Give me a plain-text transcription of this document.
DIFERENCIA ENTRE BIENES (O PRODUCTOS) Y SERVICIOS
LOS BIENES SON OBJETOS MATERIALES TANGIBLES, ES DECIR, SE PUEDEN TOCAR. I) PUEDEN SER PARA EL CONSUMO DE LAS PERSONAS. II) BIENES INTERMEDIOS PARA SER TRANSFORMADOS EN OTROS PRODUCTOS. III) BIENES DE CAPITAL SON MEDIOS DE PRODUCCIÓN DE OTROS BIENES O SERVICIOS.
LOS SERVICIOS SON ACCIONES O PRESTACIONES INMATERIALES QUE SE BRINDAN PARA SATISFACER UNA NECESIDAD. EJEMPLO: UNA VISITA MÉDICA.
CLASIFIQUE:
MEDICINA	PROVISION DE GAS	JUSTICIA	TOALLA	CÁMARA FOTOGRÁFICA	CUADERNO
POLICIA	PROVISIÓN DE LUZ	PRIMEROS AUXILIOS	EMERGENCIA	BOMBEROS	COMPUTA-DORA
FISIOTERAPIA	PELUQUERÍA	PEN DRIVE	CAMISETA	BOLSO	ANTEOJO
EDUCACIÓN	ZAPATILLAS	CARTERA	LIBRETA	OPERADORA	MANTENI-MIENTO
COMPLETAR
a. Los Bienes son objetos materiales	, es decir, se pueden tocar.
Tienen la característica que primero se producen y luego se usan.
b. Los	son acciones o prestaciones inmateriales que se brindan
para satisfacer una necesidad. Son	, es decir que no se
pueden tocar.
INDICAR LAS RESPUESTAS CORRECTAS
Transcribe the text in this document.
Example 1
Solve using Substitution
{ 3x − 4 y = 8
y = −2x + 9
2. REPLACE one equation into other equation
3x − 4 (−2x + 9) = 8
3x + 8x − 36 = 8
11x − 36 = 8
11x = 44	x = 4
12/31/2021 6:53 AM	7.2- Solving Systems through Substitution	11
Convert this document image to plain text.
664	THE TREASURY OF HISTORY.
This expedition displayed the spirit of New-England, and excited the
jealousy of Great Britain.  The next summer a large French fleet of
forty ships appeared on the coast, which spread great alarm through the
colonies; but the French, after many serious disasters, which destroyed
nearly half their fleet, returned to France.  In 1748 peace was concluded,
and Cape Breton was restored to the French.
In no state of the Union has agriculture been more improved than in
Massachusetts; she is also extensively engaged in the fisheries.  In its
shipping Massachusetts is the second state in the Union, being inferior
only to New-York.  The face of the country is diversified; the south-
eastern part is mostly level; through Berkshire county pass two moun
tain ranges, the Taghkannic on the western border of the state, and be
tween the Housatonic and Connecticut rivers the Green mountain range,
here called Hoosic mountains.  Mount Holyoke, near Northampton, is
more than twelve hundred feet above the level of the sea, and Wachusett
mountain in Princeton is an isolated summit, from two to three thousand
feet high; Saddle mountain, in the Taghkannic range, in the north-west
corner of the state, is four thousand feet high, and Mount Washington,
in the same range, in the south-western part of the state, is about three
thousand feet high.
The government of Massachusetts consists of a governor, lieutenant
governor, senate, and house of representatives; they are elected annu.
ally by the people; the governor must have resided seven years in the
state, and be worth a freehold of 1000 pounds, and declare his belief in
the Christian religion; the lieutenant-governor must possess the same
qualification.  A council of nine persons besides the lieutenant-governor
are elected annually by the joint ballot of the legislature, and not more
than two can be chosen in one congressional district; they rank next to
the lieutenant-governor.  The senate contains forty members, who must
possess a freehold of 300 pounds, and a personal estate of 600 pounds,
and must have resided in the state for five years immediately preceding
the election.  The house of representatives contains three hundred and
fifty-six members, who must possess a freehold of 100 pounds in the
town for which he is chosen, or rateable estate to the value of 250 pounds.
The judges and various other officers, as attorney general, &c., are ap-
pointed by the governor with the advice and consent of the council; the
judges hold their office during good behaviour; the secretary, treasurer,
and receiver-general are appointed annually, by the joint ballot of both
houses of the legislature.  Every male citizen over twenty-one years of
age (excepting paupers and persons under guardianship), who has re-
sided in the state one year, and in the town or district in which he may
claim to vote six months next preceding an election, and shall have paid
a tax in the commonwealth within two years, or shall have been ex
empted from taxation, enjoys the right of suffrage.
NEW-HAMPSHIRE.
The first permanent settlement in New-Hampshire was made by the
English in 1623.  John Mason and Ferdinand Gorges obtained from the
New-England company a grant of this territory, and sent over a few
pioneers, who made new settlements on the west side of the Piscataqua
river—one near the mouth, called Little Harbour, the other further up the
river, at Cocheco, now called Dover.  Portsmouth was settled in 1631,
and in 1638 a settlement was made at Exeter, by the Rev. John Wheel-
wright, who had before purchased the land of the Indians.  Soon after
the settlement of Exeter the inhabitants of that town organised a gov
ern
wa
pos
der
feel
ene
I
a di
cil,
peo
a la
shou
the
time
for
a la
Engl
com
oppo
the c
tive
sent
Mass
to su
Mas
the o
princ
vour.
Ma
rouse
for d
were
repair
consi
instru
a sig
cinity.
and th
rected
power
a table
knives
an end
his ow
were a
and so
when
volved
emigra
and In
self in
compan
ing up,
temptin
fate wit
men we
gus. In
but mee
:::
To be done: Copy out the full material exactly as it appears.

Finished exercise:
Give me a plain-text transcription of this document.
DIFERENCIA ENTRE BIENES (O PRODUCTOS) Y SERVICIOS
LOS BIENES SON OBJETOS MATERIALES TANGIBLES, ES DECIR, SE PUEDEN TOCAR. I) PUEDEN SER PARA EL CONSUMO DE LAS PERSONAS. II) BIENES INTERMEDIOS PARA SER TRANSFORMADOS EN OTROS PRODUCTOS. III) BIENES DE CAPITAL SON MEDIOS DE PRODUCCIÓN DE OTROS BIENES O SERVICIOS.
LOS SERVICIOS SON ACCIONES O PRESTACIONES INMATERIALES QUE SE BRINDAN PARA SATISFACER UNA NECESIDAD. EJEMPLO: UNA VISITA MÉDICA.
CLASIFIQUE:
MEDICINA	PROVISION DE GAS	JUSTICIA	TOALLA	CÁMARA FOTOGRÁFICA	CUADERNO
POLICIA	PROVISIÓN DE LUZ	PRIMEROS AUXILIOS	EMERGENCIA	BOMBEROS	COMPUTA-DORA
FISIOTERAPIA	PELUQUERÍA	PEN DRIVE	CAMISETA	BOLSO	ANTEOJO
EDUCACIÓN	ZAPATILLAS	CARTERA	LIBRETA	OPERADORA	MANTENI-MIENTO
COMPLETAR
a. Los Bienes son objetos materiales	, es decir, se pueden tocar.
Tienen la característica que primero se producen y luego se usan.
b. Los	son acciones o prestaciones inmateriales que se brindan
para satisfacer una necesidad. Son	, es decir que no se
pueden tocar.
INDICAR LAS RESPUESTAS CORRECTAS
Transcribe the text in this document.
Example 1
Solve using Substitution
{ 3x − 4 y = 8
y = −2x + 9
2. REPLACE one equation into other equation
3x − 4 (−2x + 9) = 8
3x + 8x − 36 = 8
11x − 36 = 8
11x = 44	x = 4
12/31/2021 6:53 AM	7.2- Solving Systems through Substitution	11
Convert this document image to plain text.
664	THE TREASURY OF HISTORY.
This expedition displayed the spirit of New-England, and excited the
jealousy of Great Britain.  The next summer a large French fleet of
forty ships appeared on the coast, which spread great alarm through the
colonies; but the French, after many serious disasters, which destroyed
nearly half their fleet, returned to France.  In 1748 peace was concluded,
and Cape Breton was restored to the French.
In no state of the Union has agriculture been more improved than in
Massachusetts; she is also extensively engaged in the fisheries.  In its
shipping Massachusetts is the second state in the Union, being inferior
only to New-York.  The face of the country is diversified; the south-
eastern part is mostly level; through Berkshire county pass two moun
tain ranges, the Taghkannic on the western border of the state, and be
tween the Housatonic and Connecticut rivers the Green mountain range,
here called Hoosic mountains.  Mount Holyoke, near Northampton, is
more than twelve hundred feet above the level of the sea, and Wachusett
mountain in Princeton is an isolated summit, from two to three thousand
feet high; Saddle mountain, in the Taghkannic range, in the north-west
corner of the state, is four thousand feet high, and Mount Washington,
in the same range, in the south-western part of the state, is about three
thousand feet high.
The government of Massachusetts consists of a governor, lieutenant
governor, senate, and house of representatives; they are elected annu.
ally by the people; the governor must have resided seven years in the
state, and be worth a freehold of 1000 pounds, and declare his belief in
the Christian religion; the lieutenant-governor must possess the same
qualification.  A council of nine persons besides the lieutenant-governor
are elected annually by the joint ballot of the legislature, and not more
than two can be chosen in one congressional district; they rank next to
the lieutenant-governor.  The senate contains forty members, who must
possess a freehold of 300 pounds, and a personal estate of 600 pounds,
and must have resided in the state for five years immediately preceding
the election.  The house of representatives contains three hundred and
fifty-six members, who must possess a freehold of 100 pounds in the
town for which he is chosen, or rateable estate to the value of 250 pounds.
The judges and various other officers, as attorney general, &c., are ap-
pointed by the governor with the advice and consent of the council; the
judges hold their office during good behaviour; the secretary, treasurer,
and receiver-general are appointed annually, by the joint ballot of both
houses of the legislature.  Every male citizen over twenty-one years of
age (excepting paupers and persons under guardianship), who has re-
sided in the state one year, and in the town or district in which he may
claim to vote six months next preceding an election, and shall have paid
a tax in the commonwealth within two years, or shall have been ex
empted from taxation, enjoys the right of suffrage.
NEW-HAMPSHIRE.
The first permanent settlement in New-Hampshire was made by the
English in 1623.  John Mason and Ferdinand Gorges obtained from the
New-England company a grant of this territory, and sent over a few
pioneers, who made new settlements on the west side of the Piscataqua
river—one near the mouth, called Little Harbour, the other further up the
river, at Cocheco, now called Dover.  Portsmouth was settled in 1631,
and in 1638 a settlement was made at Exeter, by the Rev. John Wheel-
wright, who had before purchased the land of the Indians.  Soon after
the settlement of Exeter the inhabitants of that town organised a gov
ern
wa
pos
der
feel
ene
I
a di
cil,
peo
a la
shou
the
time
for
a la
Engl
com
oppo
the c
tive
sent
Mass
to su
Mas
the o
princ
vour.
Ma
rouse
for d
were
repair
consi
instru
a sig
cinity.
and th
rected
power
a table
knives
an end
his ow
were a
and so
when
volved
emigra
and In
self in
compan
ing up,
temptin
fate wit
men we
gus. In
but mee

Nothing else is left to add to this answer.